**WRITTEN REQUEST**
Arrange everything from the start of the material down to the line containing "tab-menu[interactable] [508,971,548,1011]", both ends included, as a Markdown table with the columns No. and Entry, numbering each line and skipping blank lines.

**GIVEN RECORDS**
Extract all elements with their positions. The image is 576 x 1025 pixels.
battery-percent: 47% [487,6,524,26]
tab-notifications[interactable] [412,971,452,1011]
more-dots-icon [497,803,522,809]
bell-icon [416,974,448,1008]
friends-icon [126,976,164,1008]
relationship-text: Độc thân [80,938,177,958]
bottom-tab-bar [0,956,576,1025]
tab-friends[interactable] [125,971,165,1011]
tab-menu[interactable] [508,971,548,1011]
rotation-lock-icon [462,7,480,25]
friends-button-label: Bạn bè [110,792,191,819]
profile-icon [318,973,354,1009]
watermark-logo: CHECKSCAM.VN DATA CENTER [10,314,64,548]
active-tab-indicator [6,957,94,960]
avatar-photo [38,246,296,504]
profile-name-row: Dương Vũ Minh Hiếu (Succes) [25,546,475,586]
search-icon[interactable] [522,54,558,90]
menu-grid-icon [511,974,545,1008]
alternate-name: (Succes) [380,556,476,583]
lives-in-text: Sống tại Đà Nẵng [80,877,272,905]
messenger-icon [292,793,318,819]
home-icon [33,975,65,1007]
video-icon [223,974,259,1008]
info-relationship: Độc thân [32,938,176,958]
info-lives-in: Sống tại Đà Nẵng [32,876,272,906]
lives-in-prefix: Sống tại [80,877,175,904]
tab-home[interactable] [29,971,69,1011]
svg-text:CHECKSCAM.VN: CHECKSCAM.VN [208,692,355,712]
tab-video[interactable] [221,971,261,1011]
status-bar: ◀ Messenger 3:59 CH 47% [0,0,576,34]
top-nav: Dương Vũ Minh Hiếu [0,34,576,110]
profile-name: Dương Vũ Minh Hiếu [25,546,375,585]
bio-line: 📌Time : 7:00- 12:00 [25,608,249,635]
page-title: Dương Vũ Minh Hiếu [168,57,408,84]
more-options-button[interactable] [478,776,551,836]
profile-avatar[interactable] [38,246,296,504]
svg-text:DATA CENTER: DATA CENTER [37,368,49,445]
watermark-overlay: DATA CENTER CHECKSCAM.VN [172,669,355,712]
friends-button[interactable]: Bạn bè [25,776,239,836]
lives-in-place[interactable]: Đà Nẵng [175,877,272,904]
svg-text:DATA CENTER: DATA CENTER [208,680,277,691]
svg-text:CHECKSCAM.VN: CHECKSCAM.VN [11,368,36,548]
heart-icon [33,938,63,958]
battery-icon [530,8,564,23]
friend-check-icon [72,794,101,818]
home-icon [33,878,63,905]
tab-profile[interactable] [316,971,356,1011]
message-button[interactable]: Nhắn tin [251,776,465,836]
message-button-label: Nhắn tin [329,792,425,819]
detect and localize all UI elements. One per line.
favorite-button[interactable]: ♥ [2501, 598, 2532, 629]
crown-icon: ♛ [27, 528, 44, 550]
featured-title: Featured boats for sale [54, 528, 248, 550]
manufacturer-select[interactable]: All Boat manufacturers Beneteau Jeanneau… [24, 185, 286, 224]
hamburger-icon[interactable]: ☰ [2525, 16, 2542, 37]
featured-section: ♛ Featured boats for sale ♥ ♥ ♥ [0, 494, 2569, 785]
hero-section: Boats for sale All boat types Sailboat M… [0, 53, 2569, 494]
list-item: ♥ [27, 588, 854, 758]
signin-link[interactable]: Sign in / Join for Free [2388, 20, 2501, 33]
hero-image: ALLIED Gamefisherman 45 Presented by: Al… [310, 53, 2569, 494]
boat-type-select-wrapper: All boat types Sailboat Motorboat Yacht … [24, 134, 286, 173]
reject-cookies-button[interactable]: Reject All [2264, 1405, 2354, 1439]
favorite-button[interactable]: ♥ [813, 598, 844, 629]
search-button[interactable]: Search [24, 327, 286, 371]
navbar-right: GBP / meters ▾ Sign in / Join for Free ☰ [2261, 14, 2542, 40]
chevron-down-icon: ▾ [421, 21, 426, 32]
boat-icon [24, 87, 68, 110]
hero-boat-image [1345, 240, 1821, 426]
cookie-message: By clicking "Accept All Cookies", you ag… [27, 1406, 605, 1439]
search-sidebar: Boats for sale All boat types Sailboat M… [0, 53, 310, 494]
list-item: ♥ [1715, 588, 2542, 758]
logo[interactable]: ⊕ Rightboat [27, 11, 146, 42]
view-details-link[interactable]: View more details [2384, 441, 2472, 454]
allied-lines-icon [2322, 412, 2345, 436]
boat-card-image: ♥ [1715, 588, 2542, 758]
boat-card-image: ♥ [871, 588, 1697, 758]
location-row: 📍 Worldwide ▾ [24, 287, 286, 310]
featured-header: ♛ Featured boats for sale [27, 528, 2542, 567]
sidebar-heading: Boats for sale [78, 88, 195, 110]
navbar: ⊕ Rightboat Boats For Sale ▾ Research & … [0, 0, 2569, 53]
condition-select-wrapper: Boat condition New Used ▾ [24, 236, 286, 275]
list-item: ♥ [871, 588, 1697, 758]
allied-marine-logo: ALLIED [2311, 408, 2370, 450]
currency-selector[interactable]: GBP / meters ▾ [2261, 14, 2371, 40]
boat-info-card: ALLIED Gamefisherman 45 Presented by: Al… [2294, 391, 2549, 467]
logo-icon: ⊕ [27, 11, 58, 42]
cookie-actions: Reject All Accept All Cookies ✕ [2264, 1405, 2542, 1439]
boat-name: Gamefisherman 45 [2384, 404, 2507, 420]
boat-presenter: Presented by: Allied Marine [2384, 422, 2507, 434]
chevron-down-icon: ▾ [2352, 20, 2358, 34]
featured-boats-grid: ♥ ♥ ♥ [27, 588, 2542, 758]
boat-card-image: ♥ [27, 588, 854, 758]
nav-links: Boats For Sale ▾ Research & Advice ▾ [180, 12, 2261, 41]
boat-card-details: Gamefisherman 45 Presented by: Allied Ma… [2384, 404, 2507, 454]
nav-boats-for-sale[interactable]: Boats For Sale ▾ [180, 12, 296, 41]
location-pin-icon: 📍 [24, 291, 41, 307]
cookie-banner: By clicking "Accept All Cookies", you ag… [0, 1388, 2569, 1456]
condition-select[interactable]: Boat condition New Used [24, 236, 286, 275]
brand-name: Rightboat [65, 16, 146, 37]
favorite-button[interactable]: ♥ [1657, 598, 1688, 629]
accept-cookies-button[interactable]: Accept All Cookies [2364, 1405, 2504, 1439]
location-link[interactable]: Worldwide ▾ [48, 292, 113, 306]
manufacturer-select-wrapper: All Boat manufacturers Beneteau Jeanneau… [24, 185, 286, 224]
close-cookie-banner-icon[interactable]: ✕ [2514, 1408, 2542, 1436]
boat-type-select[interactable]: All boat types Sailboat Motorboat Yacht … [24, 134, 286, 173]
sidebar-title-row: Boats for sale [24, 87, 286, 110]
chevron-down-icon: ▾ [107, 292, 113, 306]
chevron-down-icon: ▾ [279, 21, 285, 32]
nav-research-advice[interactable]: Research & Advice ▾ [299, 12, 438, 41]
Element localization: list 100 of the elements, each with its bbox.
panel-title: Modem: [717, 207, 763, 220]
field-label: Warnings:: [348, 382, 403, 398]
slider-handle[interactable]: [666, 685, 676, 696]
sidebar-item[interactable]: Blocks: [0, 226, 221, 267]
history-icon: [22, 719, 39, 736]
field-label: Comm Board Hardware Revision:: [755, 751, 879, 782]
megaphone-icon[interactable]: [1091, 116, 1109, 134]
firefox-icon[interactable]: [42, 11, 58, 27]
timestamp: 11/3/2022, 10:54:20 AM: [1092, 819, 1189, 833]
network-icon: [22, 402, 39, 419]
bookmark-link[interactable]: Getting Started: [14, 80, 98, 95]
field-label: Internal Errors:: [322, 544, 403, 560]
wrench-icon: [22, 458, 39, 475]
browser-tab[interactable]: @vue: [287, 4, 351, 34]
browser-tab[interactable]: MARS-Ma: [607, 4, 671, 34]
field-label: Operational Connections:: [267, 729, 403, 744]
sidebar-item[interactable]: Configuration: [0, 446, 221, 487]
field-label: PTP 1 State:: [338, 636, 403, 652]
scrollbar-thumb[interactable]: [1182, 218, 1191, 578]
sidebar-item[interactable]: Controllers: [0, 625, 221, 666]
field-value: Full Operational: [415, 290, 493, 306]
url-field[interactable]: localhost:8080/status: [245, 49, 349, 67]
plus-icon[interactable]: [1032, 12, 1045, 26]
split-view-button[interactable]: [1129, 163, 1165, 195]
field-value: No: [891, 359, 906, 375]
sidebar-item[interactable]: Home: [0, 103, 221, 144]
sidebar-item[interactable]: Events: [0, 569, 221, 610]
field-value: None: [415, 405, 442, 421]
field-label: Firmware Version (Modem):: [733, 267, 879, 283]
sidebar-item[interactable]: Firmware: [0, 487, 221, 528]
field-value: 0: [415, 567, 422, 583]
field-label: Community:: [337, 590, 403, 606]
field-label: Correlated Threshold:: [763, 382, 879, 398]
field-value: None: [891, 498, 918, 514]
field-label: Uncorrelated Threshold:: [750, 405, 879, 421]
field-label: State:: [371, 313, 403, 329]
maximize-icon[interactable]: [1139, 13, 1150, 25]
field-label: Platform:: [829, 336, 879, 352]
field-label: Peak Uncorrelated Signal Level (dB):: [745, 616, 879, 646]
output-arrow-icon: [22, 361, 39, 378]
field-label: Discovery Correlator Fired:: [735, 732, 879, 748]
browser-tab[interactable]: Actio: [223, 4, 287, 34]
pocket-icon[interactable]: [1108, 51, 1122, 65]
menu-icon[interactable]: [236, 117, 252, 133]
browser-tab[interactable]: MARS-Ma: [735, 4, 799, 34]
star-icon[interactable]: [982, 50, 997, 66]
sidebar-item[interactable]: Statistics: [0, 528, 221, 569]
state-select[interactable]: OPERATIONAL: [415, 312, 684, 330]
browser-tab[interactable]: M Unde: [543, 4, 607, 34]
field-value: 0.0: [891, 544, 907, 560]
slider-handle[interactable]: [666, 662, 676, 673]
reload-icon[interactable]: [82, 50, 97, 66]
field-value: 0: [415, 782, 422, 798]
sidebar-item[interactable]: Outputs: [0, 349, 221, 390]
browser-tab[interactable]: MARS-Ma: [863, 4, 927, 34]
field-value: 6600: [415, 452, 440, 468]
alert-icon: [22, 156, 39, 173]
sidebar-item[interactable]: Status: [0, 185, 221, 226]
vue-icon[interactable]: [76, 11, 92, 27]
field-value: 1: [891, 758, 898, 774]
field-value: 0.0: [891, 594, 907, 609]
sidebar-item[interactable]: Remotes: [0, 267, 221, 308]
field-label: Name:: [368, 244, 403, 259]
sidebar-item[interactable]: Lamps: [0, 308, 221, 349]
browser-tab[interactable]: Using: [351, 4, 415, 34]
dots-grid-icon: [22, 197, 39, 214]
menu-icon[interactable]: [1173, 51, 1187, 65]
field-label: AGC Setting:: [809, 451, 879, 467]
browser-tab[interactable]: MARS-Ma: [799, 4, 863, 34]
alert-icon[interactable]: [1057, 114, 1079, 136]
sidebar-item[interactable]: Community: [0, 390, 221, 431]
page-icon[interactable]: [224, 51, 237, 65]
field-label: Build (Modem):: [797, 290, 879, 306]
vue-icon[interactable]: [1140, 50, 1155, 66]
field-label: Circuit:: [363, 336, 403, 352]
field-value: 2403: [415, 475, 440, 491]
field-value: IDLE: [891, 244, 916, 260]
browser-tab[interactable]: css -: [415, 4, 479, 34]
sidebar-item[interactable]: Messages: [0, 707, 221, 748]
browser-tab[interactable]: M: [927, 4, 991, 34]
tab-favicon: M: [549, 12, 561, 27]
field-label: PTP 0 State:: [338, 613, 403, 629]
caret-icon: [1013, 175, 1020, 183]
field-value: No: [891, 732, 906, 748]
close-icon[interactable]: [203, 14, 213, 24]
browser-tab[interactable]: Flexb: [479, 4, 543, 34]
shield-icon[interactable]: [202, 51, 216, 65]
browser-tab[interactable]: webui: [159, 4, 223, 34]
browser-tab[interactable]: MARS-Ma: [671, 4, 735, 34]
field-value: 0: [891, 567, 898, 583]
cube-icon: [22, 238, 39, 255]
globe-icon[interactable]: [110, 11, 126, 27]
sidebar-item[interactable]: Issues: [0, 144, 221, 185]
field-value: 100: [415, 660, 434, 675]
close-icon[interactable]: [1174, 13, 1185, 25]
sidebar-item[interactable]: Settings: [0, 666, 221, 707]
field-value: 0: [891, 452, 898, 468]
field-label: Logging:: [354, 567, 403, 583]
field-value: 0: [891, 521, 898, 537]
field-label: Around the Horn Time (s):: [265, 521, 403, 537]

**WRITTEN RESPONSE**
| No. | Entry |
|---|---|
| 1 | Extract all elements with their positions. The image is 576 x 1025 pixels. |
| 2 | battery-percent: 47% [487,6,524,26] |
| 3 | tab-notifications[interactable] [412,971,452,1011] |
| 4 | more-dots-icon [497,803,522,809] |
| 5 | bell-icon [416,974,448,1008] |
| 6 | friends-icon [126,976,164,1008] |
| 7 | relationship-text: Độc thân [80,938,177,958] |
| 8 | bottom-tab-bar [0,956,576,1025] |
| 9 | tab-friends[interactable] [125,971,165,1011] |
| 10 | tab-menu[interactable] [508,971,548,1011] |